**PROBLEM REQUIREMENTS**: Collect every line in the records below that contains the word "Tasks".

**Chart and figure data**:
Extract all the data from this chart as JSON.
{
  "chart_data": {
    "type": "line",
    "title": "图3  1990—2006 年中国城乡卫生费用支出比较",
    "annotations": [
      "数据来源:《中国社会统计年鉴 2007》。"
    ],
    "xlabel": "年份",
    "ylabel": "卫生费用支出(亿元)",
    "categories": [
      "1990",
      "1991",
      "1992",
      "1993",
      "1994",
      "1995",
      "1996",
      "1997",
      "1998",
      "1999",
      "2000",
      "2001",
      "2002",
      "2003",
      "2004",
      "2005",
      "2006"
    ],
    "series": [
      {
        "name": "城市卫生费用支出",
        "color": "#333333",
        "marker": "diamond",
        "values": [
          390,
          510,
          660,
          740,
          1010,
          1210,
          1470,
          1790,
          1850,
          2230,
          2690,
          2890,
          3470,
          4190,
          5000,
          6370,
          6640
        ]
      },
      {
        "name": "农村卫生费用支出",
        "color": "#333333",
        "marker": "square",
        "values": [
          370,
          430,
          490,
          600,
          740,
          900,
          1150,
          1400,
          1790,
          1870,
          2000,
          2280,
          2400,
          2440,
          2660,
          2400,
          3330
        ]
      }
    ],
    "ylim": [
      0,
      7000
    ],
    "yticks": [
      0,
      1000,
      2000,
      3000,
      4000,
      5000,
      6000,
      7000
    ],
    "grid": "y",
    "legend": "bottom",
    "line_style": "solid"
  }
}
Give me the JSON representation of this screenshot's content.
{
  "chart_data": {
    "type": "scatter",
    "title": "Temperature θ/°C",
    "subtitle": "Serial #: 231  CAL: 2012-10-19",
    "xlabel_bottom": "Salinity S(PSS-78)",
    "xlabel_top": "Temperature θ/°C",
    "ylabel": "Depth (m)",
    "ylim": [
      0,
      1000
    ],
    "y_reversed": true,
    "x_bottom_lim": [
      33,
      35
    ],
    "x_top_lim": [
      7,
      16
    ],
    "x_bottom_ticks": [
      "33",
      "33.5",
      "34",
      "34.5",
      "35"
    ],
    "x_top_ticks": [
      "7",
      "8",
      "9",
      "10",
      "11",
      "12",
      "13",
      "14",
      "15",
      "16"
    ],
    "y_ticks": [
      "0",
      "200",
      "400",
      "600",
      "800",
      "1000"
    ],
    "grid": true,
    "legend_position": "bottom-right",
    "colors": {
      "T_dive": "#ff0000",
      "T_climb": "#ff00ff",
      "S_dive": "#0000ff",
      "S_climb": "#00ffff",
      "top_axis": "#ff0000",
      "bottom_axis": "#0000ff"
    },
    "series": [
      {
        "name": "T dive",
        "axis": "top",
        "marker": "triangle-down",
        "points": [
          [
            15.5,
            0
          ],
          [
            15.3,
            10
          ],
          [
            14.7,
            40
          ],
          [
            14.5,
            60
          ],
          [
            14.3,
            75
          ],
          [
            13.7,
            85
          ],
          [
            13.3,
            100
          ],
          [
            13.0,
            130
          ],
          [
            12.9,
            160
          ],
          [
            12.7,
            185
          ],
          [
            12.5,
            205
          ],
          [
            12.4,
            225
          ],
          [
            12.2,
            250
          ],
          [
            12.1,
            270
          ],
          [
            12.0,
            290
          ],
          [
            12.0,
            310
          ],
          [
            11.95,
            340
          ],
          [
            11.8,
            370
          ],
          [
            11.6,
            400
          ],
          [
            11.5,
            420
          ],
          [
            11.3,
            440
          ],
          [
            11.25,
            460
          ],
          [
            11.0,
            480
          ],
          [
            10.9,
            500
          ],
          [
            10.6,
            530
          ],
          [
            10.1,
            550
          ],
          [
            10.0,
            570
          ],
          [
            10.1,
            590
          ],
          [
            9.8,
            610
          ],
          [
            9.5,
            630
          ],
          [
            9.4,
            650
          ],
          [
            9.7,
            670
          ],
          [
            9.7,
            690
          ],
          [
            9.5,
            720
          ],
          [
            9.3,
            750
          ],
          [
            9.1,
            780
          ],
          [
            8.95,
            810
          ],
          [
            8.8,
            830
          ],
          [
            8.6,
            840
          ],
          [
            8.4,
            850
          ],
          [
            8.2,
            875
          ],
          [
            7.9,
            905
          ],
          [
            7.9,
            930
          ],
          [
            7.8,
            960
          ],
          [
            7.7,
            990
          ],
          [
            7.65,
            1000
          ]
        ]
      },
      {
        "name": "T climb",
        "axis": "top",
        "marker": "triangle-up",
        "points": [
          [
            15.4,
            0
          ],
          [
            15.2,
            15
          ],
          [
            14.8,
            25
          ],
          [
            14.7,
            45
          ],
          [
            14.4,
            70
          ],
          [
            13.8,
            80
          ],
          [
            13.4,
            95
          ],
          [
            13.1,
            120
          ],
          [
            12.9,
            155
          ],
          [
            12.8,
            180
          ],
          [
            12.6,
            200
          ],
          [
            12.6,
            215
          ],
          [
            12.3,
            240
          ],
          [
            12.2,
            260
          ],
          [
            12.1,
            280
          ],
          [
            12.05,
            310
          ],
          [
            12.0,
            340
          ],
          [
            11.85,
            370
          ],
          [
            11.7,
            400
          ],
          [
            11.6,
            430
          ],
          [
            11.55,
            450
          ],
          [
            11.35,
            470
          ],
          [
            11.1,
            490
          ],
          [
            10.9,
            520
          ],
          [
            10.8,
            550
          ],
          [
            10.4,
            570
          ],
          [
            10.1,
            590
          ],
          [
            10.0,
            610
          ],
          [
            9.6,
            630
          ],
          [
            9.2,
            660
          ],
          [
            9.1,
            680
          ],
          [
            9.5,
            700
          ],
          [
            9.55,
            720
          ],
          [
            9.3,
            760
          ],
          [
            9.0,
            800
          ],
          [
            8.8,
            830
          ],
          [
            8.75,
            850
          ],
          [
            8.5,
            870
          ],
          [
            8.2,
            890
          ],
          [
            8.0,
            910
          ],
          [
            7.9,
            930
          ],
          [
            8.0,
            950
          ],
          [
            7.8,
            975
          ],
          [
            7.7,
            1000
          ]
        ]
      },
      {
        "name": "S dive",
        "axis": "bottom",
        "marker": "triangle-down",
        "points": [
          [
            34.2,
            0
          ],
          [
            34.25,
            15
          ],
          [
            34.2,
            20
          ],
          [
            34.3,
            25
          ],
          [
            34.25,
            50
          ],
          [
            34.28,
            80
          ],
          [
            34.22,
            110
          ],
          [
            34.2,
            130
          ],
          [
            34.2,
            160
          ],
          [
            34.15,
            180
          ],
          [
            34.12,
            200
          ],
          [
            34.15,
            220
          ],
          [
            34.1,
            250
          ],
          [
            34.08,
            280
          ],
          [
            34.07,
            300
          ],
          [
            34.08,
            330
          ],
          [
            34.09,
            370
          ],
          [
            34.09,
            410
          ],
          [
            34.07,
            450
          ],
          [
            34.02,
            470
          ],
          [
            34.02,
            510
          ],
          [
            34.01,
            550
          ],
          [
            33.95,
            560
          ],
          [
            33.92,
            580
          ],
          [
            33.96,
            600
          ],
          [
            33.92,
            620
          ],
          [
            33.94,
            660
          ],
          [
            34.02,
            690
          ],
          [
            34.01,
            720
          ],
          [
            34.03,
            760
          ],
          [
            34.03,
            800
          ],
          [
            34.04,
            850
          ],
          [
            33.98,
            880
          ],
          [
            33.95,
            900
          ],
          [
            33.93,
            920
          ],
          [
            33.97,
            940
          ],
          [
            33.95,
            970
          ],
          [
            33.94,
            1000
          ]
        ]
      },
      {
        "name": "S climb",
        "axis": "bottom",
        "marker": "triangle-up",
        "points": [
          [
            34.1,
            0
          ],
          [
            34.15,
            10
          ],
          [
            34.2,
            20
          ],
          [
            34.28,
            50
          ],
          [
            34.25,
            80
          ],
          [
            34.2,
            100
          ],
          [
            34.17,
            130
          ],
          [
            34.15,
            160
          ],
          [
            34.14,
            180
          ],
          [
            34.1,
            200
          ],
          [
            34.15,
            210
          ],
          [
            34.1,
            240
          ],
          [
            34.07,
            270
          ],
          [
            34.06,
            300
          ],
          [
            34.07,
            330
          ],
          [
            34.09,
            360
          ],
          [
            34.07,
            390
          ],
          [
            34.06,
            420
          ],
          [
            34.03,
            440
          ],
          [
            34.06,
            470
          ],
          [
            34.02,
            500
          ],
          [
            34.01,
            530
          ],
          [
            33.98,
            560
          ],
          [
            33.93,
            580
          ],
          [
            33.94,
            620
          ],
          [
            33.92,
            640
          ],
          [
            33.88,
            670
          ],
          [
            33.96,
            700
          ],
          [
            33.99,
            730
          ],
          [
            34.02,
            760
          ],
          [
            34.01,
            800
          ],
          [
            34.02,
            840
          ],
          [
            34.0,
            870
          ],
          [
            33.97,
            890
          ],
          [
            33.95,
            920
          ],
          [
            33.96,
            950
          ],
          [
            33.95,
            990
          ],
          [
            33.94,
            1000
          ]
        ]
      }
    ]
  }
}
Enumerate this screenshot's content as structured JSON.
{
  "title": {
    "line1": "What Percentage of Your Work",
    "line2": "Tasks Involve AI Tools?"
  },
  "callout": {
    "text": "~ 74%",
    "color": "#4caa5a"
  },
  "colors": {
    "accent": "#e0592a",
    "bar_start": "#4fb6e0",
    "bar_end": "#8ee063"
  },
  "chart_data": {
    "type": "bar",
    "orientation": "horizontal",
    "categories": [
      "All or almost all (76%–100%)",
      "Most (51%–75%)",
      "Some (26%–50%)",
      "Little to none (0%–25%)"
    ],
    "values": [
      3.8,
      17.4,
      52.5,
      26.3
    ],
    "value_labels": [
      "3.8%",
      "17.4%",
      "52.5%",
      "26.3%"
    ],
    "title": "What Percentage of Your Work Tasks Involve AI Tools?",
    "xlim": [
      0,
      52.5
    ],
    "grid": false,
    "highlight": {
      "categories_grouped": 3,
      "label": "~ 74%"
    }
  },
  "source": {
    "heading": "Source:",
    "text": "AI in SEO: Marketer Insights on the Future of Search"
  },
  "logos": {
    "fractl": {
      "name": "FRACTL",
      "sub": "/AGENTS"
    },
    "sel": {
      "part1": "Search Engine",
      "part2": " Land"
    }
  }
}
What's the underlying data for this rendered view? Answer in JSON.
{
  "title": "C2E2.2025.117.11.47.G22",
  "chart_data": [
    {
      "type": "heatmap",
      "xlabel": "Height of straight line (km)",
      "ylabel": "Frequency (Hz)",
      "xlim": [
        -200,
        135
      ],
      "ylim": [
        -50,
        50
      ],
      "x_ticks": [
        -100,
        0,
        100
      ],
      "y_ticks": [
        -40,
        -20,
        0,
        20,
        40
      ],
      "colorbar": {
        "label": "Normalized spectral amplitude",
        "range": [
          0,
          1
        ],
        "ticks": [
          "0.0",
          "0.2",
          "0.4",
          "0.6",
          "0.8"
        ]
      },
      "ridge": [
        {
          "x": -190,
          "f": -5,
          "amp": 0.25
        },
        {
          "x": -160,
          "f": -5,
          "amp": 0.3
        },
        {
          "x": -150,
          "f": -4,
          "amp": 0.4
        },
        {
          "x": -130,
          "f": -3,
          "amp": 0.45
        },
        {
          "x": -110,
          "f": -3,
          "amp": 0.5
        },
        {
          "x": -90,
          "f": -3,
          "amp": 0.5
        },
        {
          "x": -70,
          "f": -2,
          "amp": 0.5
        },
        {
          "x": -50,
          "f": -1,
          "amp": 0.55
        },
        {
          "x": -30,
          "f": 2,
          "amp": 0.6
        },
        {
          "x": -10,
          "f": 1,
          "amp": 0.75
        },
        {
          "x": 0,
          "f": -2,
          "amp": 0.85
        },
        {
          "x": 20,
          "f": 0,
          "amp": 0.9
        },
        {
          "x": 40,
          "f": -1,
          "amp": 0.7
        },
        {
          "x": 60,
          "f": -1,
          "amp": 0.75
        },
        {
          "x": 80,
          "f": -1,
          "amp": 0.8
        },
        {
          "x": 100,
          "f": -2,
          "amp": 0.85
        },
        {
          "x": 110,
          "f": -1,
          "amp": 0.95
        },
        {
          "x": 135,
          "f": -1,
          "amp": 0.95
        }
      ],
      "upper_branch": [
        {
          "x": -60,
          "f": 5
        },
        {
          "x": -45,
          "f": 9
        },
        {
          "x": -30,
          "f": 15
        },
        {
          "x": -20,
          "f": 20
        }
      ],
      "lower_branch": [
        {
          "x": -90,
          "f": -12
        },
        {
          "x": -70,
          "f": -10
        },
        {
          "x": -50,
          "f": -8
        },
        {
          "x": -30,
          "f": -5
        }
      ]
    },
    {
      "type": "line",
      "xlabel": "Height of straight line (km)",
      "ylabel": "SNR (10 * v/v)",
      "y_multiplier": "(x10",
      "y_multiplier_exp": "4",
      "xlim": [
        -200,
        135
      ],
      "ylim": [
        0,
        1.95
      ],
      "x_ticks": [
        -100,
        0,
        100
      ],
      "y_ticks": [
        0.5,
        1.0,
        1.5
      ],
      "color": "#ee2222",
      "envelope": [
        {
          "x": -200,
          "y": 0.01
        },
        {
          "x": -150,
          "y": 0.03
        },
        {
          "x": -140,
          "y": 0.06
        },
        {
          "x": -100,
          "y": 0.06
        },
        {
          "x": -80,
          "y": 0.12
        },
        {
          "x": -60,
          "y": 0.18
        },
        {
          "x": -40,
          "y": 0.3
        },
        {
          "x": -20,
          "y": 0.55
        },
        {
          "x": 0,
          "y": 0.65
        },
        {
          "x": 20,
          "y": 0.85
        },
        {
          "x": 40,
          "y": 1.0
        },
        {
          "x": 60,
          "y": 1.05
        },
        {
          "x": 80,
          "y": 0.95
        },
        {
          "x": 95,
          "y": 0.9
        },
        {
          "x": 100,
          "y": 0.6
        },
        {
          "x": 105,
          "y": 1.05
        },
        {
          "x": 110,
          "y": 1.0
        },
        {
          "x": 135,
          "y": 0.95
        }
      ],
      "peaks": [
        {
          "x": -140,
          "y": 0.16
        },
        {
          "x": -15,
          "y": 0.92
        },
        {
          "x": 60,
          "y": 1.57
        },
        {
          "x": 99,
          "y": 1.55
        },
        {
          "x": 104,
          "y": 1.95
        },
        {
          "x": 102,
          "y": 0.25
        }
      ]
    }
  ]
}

**OUTPUT OF THE TASK**:
    "line2": "Tasks Involve AI Tools?"
    "title": "What Percentage of Your Work Tasks Involve AI Tools?",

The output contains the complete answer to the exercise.